• [WHAT YOU HAVE TO DO]
Locate each line with the string "document" in the listing below and copy it.

• [LISTING]
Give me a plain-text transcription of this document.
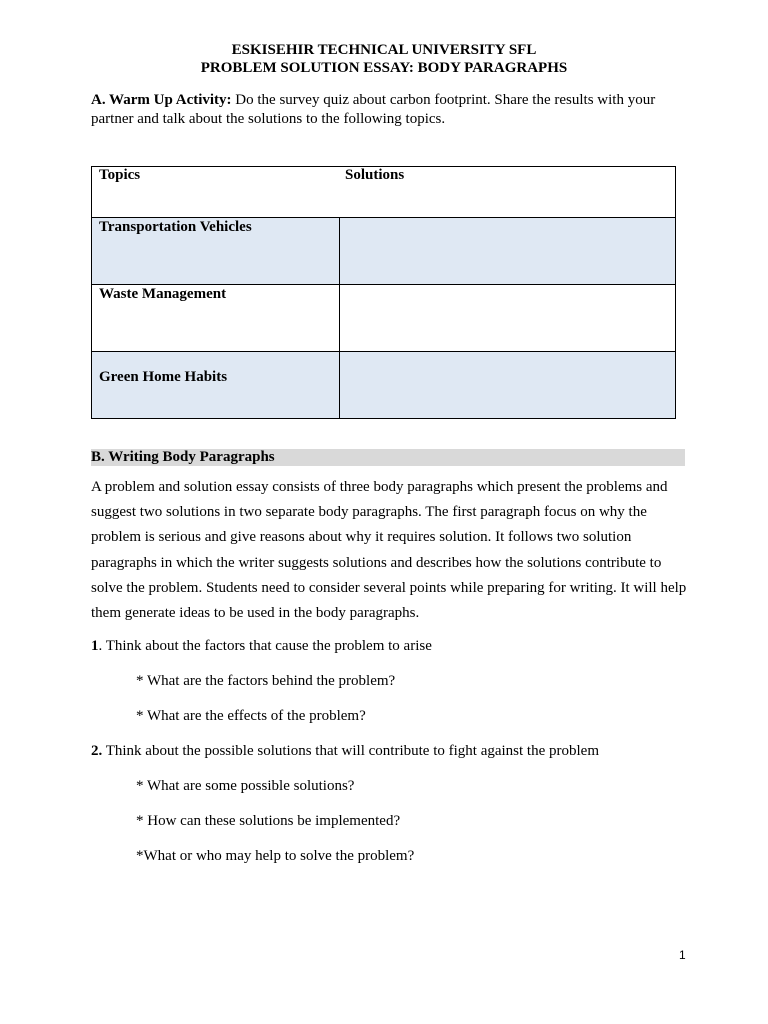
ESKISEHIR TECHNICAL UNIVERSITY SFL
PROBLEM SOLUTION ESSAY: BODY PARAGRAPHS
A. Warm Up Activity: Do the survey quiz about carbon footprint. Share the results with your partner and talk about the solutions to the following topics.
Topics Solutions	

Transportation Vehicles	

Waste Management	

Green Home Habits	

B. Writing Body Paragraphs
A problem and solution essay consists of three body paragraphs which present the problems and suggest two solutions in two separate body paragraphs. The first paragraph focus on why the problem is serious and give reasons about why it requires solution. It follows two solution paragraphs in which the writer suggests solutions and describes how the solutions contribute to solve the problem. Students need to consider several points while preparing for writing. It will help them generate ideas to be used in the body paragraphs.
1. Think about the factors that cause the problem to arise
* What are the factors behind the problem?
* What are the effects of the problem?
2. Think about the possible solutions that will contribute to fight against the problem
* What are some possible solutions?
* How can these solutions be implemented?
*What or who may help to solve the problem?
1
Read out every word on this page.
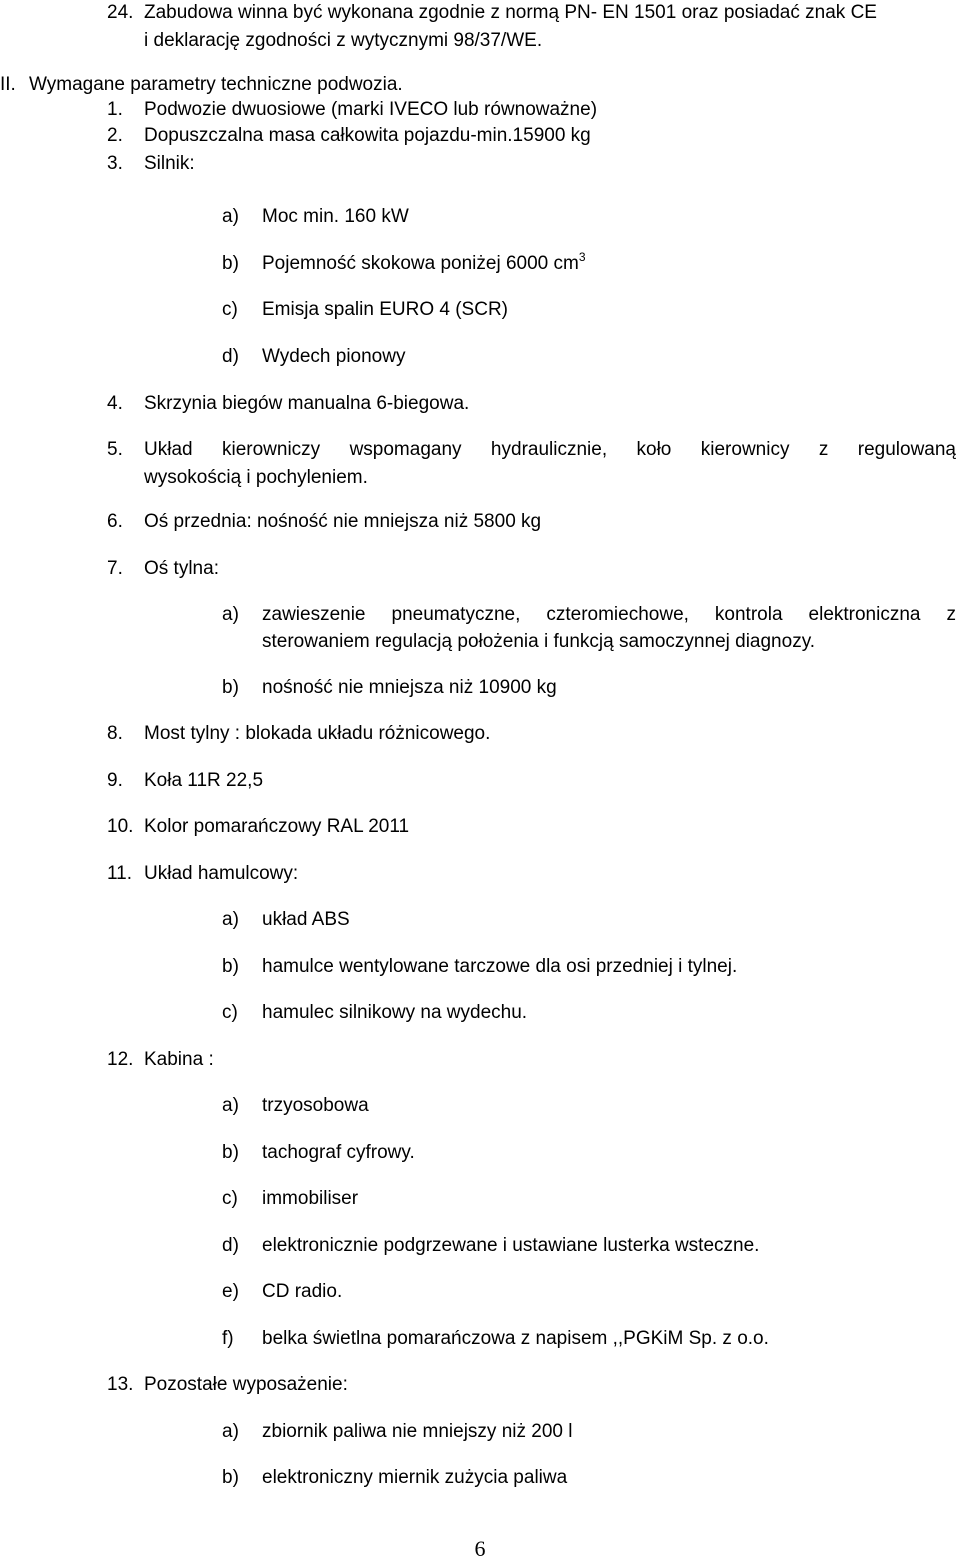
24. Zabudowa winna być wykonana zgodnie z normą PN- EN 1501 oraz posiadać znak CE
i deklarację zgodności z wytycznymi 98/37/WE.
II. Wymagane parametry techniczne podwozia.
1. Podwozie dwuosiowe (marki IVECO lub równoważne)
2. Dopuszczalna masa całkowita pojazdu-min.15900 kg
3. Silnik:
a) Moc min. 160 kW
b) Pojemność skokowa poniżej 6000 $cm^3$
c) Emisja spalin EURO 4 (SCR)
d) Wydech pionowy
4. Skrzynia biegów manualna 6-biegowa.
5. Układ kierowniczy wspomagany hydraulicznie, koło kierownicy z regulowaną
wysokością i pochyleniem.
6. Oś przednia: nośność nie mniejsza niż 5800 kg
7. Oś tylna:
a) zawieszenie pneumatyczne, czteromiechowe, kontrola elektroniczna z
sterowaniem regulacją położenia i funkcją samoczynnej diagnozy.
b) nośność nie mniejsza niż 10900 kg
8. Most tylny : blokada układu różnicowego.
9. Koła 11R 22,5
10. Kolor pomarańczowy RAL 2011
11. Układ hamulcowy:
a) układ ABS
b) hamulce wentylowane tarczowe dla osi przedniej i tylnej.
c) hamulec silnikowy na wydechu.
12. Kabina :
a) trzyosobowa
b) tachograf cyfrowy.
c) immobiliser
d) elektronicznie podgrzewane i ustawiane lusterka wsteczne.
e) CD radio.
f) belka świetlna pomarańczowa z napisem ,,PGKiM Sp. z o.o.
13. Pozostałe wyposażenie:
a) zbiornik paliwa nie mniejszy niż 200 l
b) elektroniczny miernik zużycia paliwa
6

---

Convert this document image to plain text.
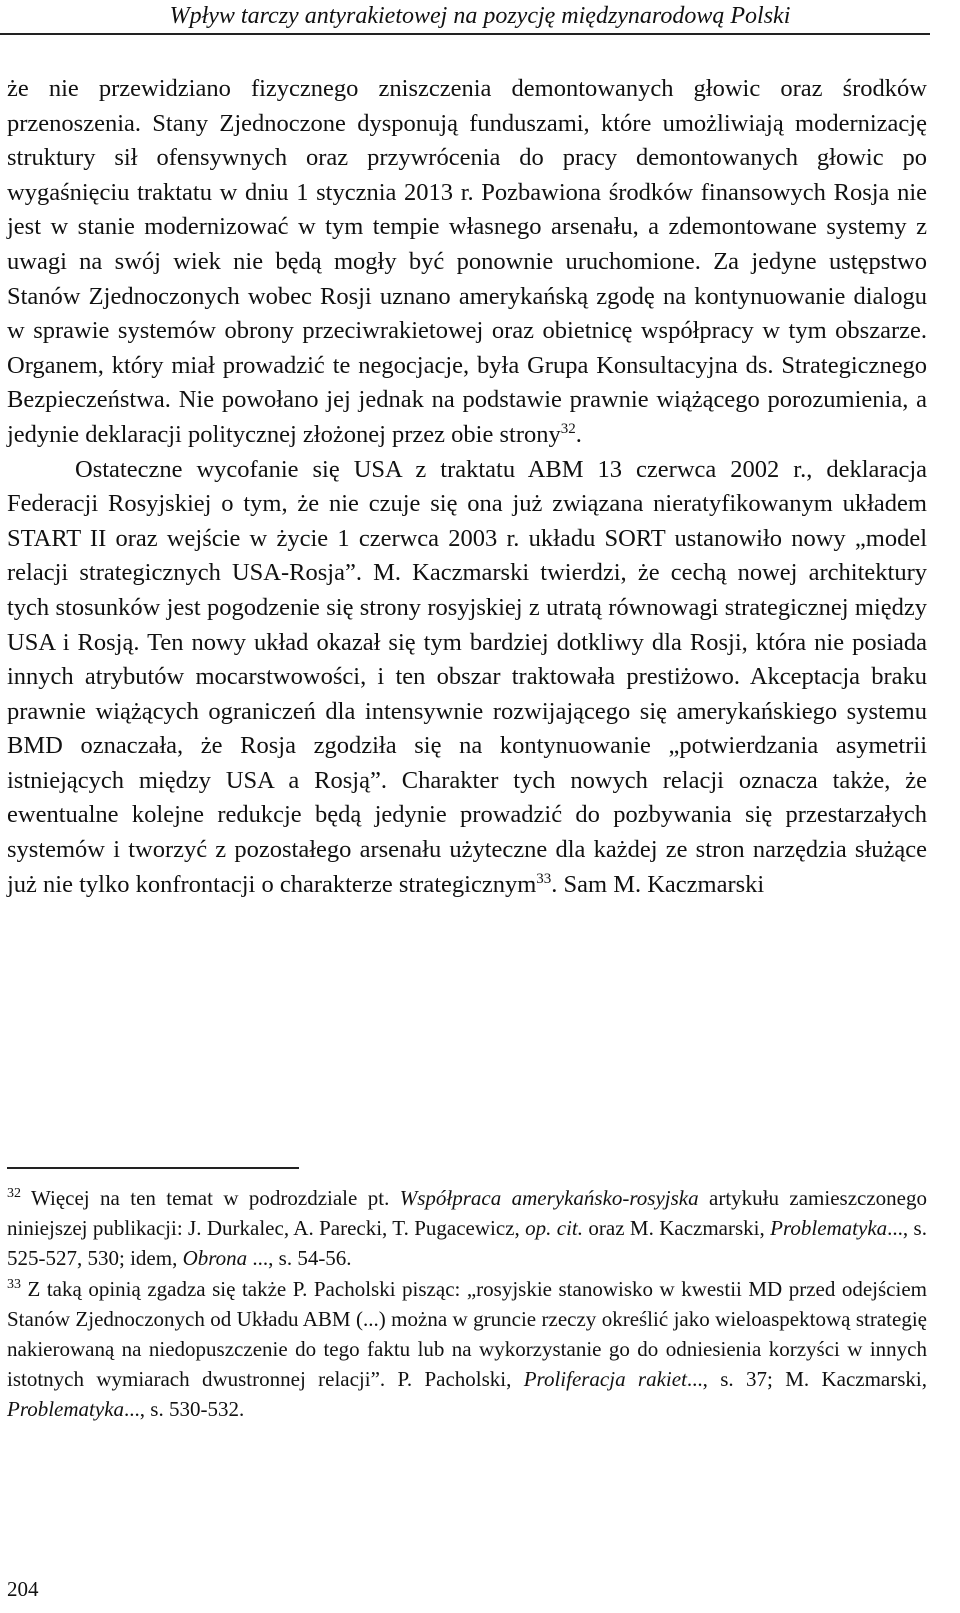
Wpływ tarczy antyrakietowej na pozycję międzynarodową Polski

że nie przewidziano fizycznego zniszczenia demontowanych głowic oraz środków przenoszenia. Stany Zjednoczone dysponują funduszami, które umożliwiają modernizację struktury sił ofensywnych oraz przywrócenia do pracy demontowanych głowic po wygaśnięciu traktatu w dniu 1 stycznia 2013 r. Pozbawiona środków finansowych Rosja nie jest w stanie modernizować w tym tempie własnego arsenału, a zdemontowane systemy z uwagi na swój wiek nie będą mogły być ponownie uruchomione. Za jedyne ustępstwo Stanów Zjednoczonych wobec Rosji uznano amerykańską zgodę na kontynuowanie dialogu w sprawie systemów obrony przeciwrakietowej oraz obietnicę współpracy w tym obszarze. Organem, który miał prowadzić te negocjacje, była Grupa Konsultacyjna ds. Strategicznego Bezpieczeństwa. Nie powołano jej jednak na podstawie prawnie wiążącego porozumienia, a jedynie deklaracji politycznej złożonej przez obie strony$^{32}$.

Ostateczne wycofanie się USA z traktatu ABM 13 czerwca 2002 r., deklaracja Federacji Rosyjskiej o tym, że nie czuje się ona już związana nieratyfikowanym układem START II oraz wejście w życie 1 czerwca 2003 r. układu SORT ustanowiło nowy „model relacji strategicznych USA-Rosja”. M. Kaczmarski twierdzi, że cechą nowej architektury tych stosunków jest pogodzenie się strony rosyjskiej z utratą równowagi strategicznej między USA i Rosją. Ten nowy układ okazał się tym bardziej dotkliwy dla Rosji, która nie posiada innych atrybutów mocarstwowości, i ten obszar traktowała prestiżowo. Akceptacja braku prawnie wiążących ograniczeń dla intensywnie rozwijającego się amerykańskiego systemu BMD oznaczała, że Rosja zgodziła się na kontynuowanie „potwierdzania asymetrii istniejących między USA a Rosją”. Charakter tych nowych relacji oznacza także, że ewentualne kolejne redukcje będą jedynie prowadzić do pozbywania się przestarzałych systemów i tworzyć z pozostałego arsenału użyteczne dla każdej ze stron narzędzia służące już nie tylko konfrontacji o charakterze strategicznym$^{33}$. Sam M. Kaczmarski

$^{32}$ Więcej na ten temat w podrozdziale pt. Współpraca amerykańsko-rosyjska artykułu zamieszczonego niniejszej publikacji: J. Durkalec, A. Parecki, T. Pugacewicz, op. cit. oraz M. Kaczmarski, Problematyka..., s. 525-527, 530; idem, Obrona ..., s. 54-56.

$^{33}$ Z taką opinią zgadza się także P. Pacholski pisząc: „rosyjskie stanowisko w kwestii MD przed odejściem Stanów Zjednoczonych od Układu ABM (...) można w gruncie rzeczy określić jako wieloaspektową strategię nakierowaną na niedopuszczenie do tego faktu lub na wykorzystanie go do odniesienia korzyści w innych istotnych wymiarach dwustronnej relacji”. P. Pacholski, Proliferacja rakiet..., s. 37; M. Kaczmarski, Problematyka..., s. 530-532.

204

--

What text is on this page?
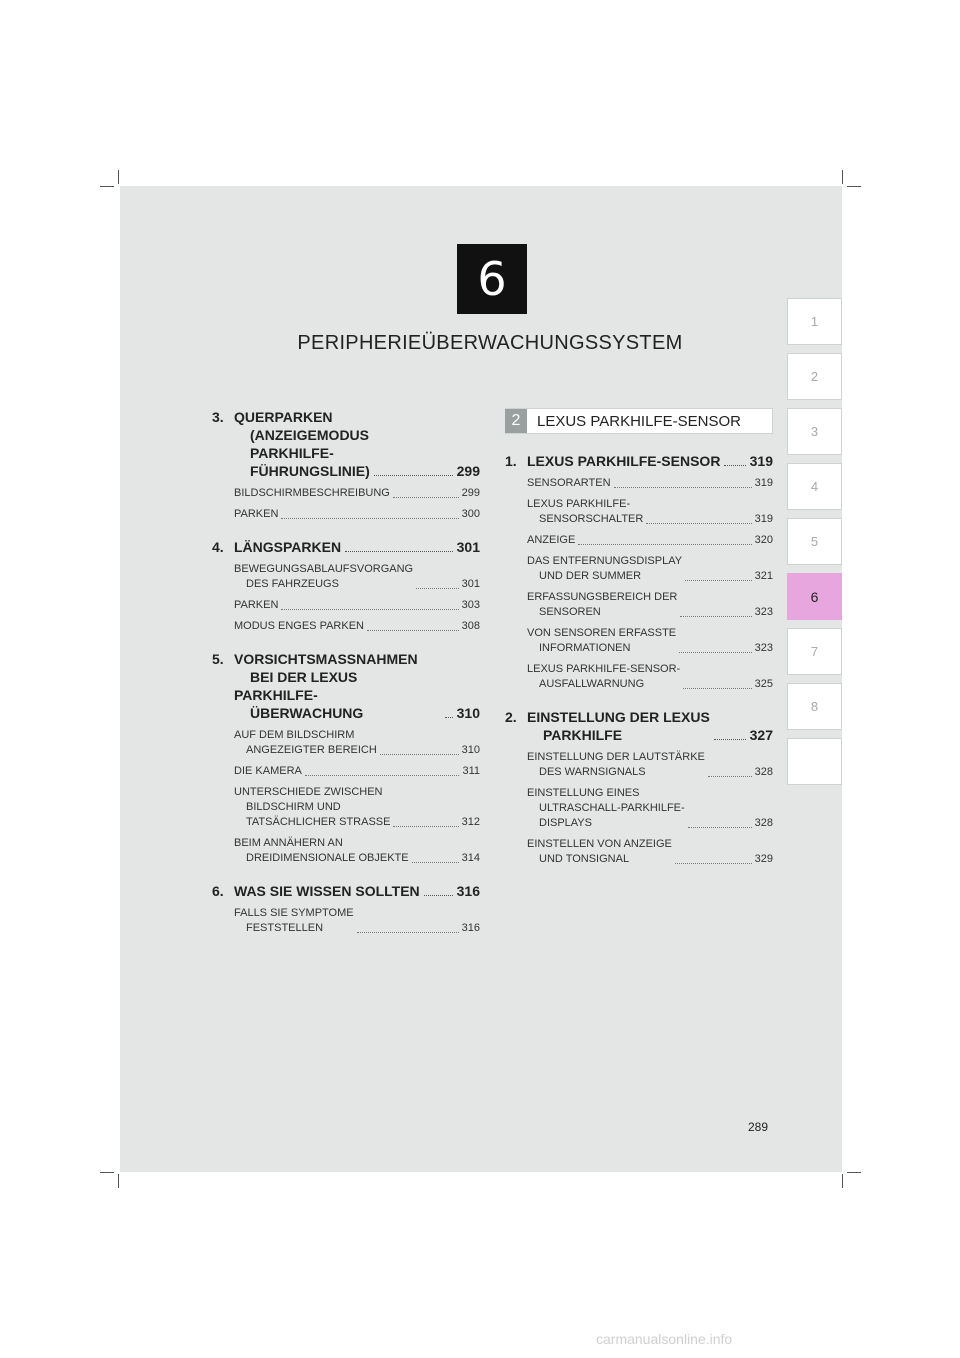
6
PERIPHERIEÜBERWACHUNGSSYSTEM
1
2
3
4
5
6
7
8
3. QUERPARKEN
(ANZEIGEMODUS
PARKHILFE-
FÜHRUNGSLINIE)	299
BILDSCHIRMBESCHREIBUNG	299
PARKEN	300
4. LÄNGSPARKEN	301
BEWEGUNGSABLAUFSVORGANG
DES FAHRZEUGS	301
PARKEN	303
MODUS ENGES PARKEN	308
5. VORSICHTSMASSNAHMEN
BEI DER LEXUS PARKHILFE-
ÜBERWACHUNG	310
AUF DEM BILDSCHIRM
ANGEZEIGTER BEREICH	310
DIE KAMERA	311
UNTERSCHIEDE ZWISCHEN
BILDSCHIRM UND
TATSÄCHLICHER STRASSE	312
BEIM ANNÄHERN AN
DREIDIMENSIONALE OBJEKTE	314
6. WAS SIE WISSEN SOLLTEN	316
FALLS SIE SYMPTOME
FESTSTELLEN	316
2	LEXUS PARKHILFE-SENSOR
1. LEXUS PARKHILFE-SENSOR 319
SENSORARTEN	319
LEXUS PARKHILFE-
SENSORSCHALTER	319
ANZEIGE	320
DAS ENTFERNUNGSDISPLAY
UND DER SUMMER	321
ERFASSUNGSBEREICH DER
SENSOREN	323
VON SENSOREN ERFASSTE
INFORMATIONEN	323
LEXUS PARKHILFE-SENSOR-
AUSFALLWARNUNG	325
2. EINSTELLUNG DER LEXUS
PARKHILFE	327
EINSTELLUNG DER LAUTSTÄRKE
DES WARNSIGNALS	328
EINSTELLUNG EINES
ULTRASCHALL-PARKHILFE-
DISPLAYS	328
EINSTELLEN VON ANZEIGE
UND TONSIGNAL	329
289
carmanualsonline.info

• [IN RESPONSE]
Give me a plain-text transcription of this document.
Convert this document image to plain text.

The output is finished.